→ **TASK DESCRIPTION**
Output the data exactly, with every line intact.
^^^^^^^^
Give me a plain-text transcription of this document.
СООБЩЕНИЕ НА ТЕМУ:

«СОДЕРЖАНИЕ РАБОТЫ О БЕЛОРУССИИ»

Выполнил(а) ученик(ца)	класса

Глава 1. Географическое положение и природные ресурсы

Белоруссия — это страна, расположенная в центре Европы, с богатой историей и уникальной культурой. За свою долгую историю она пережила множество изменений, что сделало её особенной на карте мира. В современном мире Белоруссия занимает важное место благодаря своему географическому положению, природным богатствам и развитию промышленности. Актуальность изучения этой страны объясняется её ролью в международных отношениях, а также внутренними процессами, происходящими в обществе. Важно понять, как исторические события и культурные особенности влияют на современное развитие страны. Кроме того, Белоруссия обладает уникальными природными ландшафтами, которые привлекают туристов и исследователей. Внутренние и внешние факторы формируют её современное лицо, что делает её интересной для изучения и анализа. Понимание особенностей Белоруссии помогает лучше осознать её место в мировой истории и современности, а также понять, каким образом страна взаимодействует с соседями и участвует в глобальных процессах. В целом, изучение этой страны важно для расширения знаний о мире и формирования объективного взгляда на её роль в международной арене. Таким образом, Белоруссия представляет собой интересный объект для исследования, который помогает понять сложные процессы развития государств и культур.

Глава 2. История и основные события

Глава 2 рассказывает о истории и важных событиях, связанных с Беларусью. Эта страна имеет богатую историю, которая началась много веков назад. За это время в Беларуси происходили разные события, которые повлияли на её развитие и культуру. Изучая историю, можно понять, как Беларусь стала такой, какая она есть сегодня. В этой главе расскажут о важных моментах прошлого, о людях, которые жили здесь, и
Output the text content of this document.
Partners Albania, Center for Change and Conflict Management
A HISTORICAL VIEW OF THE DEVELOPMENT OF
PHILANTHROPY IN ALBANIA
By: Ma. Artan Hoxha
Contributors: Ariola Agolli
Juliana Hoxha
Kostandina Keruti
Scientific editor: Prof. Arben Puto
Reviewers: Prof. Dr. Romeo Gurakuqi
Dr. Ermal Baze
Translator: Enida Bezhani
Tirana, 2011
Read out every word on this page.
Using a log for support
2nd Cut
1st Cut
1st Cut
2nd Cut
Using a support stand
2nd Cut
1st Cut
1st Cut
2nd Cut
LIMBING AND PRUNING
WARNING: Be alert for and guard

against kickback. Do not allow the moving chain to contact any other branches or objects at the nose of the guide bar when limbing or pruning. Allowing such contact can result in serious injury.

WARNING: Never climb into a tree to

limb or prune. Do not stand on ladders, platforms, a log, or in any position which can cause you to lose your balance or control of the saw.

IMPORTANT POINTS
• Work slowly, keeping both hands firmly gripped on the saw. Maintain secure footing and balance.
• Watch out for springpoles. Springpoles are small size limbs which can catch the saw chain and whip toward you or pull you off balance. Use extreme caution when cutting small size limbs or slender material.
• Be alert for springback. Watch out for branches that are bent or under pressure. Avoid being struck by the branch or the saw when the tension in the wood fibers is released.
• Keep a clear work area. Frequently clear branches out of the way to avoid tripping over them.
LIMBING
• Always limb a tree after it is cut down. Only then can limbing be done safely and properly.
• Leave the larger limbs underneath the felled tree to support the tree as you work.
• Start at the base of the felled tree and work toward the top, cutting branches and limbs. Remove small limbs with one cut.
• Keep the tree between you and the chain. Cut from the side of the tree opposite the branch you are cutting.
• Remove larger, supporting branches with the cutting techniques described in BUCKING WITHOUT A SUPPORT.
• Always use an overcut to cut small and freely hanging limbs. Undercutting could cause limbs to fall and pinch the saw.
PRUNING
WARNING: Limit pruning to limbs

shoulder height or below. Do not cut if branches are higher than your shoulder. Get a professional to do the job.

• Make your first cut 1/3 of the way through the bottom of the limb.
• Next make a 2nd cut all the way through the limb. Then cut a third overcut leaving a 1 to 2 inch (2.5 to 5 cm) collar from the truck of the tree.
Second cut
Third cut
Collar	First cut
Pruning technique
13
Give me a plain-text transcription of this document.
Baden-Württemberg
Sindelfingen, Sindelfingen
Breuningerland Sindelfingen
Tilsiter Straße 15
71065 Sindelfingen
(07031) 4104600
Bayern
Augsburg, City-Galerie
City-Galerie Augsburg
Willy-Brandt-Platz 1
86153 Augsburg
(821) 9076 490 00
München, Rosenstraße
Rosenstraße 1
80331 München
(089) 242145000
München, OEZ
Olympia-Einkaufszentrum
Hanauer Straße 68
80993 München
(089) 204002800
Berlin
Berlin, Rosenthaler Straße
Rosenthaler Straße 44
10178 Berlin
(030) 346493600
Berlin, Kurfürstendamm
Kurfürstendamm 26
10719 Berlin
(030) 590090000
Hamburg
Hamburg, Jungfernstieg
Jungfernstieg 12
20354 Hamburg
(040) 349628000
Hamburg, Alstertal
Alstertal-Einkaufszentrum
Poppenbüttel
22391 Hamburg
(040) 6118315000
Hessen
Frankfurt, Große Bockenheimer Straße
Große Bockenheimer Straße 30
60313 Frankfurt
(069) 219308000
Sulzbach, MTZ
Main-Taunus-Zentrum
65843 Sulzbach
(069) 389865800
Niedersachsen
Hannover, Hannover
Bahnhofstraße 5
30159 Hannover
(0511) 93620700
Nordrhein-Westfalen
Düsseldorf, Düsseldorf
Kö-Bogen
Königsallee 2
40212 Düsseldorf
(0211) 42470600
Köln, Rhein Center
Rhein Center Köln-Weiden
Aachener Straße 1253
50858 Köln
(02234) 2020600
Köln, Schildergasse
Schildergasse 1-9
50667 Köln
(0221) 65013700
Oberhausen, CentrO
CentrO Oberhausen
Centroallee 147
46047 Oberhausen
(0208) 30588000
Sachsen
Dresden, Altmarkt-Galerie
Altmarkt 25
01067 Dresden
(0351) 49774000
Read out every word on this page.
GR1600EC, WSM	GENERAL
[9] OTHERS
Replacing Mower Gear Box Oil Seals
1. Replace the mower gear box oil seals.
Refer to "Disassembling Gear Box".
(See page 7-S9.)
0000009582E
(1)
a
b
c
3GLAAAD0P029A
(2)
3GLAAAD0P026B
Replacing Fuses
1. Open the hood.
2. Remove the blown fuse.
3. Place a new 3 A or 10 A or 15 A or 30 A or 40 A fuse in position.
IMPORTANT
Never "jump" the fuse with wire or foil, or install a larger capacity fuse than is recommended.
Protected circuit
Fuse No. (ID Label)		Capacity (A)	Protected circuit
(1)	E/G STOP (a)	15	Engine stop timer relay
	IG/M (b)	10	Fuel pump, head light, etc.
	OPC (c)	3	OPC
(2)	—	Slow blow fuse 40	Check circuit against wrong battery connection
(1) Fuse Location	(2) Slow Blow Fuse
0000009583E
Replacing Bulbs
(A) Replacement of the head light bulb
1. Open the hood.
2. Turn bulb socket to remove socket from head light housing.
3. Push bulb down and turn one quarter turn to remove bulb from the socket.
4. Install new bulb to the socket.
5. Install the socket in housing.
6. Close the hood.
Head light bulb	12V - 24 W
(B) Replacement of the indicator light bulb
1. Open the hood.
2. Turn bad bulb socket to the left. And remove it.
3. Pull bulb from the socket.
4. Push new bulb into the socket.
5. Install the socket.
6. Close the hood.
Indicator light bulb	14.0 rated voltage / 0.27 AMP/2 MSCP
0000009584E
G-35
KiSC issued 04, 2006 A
^^^^^^^^
→ **OUTPUT FOR THIS EXERCISE**
Give me a plain-text transcription of this document.
СООБЩЕНИЕ НА ТЕМУ:

«СОДЕРЖАНИЕ РАБОТЫ О БЕЛОРУССИИ»

Выполнил(а) ученик(ца)	класса

Глава 1. Географическое положение и природные ресурсы

Белоруссия — это страна, расположенная в центре Европы, с богатой историей и уникальной культурой. За свою долгую историю она пережила множество изменений, что сделало её особенной на карте мира. В современном мире Белоруссия занимает важное место благодаря своему географическому положению, природным богатствам и развитию промышленности. Актуальность изучения этой страны объясняется её ролью в международных отношениях, а также внутренними процессами, происходящими в обществе. Важно понять, как исторические события и культурные особенности влияют на современное развитие страны. Кроме того, Белоруссия обладает уникальными природными ландшафтами, которые привлекают туристов и исследователей. Внутренние и внешние факторы формируют её современное лицо, что делает её интересной для изучения и анализа. Понимание особенностей Белоруссии помогает лучше осознать её место в мировой истории и современности, а также понять, каким образом страна взаимодействует с соседями и участвует в глобальных процессах. В целом, изучение этой страны важно для расширения знаний о мире и формирования объективного взгляда на её роль в международной арене. Таким образом, Белоруссия представляет собой интересный объект для исследования, который помогает понять сложные процессы развития государств и культур.

Глава 2. История и основные события

Глава 2 рассказывает о истории и важных событиях, связанных с Беларусью. Эта страна имеет богатую историю, которая началась много веков назад. За это время в Беларуси происходили разные события, которые повлияли на её развитие и культуру. Изучая историю, можно понять, как Беларусь стала такой, какая она есть сегодня. В этой главе расскажут о важных моментах прошлого, о людях, которые жили здесь, и
Output the text content of this document.
Partners Albania, Center for Change and Conflict Management
A HISTORICAL VIEW OF THE DEVELOPMENT OF
PHILANTHROPY IN ALBANIA
By: Ma. Artan Hoxha
Contributors: Ariola Agolli
Juliana Hoxha
Kostandina Keruti
Scientific editor: Prof. Arben Puto
Reviewers: Prof. Dr. Romeo Gurakuqi
Dr. Ermal Baze
Translator: Enida Bezhani
Tirana, 2011
Read out every word on this page.
Using a log for support
2nd Cut
1st Cut
1st Cut
2nd Cut
Using a support stand
2nd Cut
1st Cut
1st Cut
2nd Cut
LIMBING AND PRUNING
WARNING: Be alert for and guard

against kickback. Do not allow the moving chain to contact any other branches or objects at the nose of the guide bar when limbing or pruning. Allowing such contact can result in serious injury.

WARNING: Never climb into a tree to

limb or prune. Do not stand on ladders, platforms, a log, or in any position which can cause you to lose your balance or control of the saw.

IMPORTANT POINTS
• Work slowly, keeping both hands firmly gripped on the saw. Maintain secure footing and balance.
• Watch out for springpoles. Springpoles are small size limbs which can catch the saw chain and whip toward you or pull you off balance. Use extreme caution when cutting small size limbs or slender material.
• Be alert for springback. Watch out for branches that are bent or under pressure. Avoid being struck by the branch or the saw when the tension in the wood fibers is released.
• Keep a clear work area. Frequently clear branches out of the way to avoid tripping over them.
LIMBING
• Always limb a tree after it is cut down. Only then can limbing be done safely and properly.
• Leave the larger limbs underneath the felled tree to support the tree as you work.
• Start at the base of the felled tree and work toward the top, cutting branches and limbs. Remove small limbs with one cut.
• Keep the tree between you and the chain. Cut from the side of the tree opposite the branch you are cutting.
• Remove larger, supporting branches with the cutting techniques described in BUCKING WITHOUT A SUPPORT.
• Always use an overcut to cut small and freely hanging limbs. Undercutting could cause limbs to fall and pinch the saw.
PRUNING
WARNING: Limit pruning to limbs

shoulder height or below. Do not cut if branches are higher than your shoulder. Get a professional to do the job.

• Make your first cut 1/3 of the way through the bottom of the limb.
• Next make a 2nd cut all the way through the limb. Then cut a third overcut leaving a 1 to 2 inch (2.5 to 5 cm) collar from the truck of the tree.
Second cut
Third cut
Collar	First cut
Pruning technique
13
Give me a plain-text transcription of this document.
Baden-Württemberg
Sindelfingen, Sindelfingen
Breuningerland Sindelfingen
Tilsiter Straße 15
71065 Sindelfingen
(07031) 4104600
Bayern
Augsburg, City-Galerie
City-Galerie Augsburg
Willy-Brandt-Platz 1
86153 Augsburg
(821) 9076 490 00
München, Rosenstraße
Rosenstraße 1
80331 München
(089) 242145000
München, OEZ
Olympia-Einkaufszentrum
Hanauer Straße 68
80993 München
(089) 204002800
Berlin
Berlin, Rosenthaler Straße
Rosenthaler Straße 44
10178 Berlin
(030) 346493600
Berlin, Kurfürstendamm
Kurfürstendamm 26
10719 Berlin
(030) 590090000
Hamburg
Hamburg, Jungfernstieg
Jungfernstieg 12
20354 Hamburg
(040) 349628000
Hamburg, Alstertal
Alstertal-Einkaufszentrum
Poppenbüttel
22391 Hamburg
(040) 6118315000
Hessen
Frankfurt, Große Bockenheimer Straße
Große Bockenheimer Straße 30
60313 Frankfurt
(069) 219308000
Sulzbach, MTZ
Main-Taunus-Zentrum
65843 Sulzbach
(069) 389865800
Niedersachsen
Hannover, Hannover
Bahnhofstraße 5
30159 Hannover
(0511) 93620700
Nordrhein-Westfalen
Düsseldorf, Düsseldorf
Kö-Bogen
Königsallee 2
40212 Düsseldorf
(0211) 42470600
Köln, Rhein Center
Rhein Center Köln-Weiden
Aachener Straße 1253
50858 Köln
(02234) 2020600
Köln, Schildergasse
Schildergasse 1-9
50667 Köln
(0221) 65013700
Oberhausen, CentrO
CentrO Oberhausen
Centroallee 147
46047 Oberhausen
(0208) 30588000
Sachsen
Dresden, Altmarkt-Galerie
Altmarkt 25
01067 Dresden
(0351) 49774000
Read out every word on this page.
GR1600EC, WSM	GENERAL
[9] OTHERS
Replacing Mower Gear Box Oil Seals
1. Replace the mower gear box oil seals.
Refer to "Disassembling Gear Box".
(See page 7-S9.)
0000009582E
(1)
a
b
c
3GLAAAD0P029A
(2)
3GLAAAD0P026B
Replacing Fuses
1. Open the hood.
2. Remove the blown fuse.
3. Place a new 3 A or 10 A or 15 A or 30 A or 40 A fuse in position.
IMPORTANT
Never "jump" the fuse with wire or foil, or install a larger capacity fuse than is recommended.
Protected circuit
Fuse No. (ID Label)		Capacity (A)	Protected circuit
(1)	E/G STOP (a)	15	Engine stop timer relay
	IG/M (b)	10	Fuel pump, head light, etc.
	OPC (c)	3	OPC
(2)	—	Slow blow fuse 40	Check circuit against wrong battery connection
(1) Fuse Location	(2) Slow Blow Fuse
0000009583E
Replacing Bulbs
(A) Replacement of the head light bulb
1. Open the hood.
2. Turn bulb socket to remove socket from head light housing.
3. Push bulb down and turn one quarter turn to remove bulb from the socket.
4. Install new bulb to the socket.
5. Install the socket in housing.
6. Close the hood.
Head light bulb	12V - 24 W
(B) Replacement of the indicator light bulb
1. Open the hood.
2. Turn bad bulb socket to the left. And remove it.
3. Pull bulb from the socket.
4. Push new bulb into the socket.
5. Install the socket.
6. Close the hood.
Indicator light bulb	14.0 rated voltage / 0.27 AMP/2 MSCP
0000009584E
G-35
KiSC issued 04, 2006 A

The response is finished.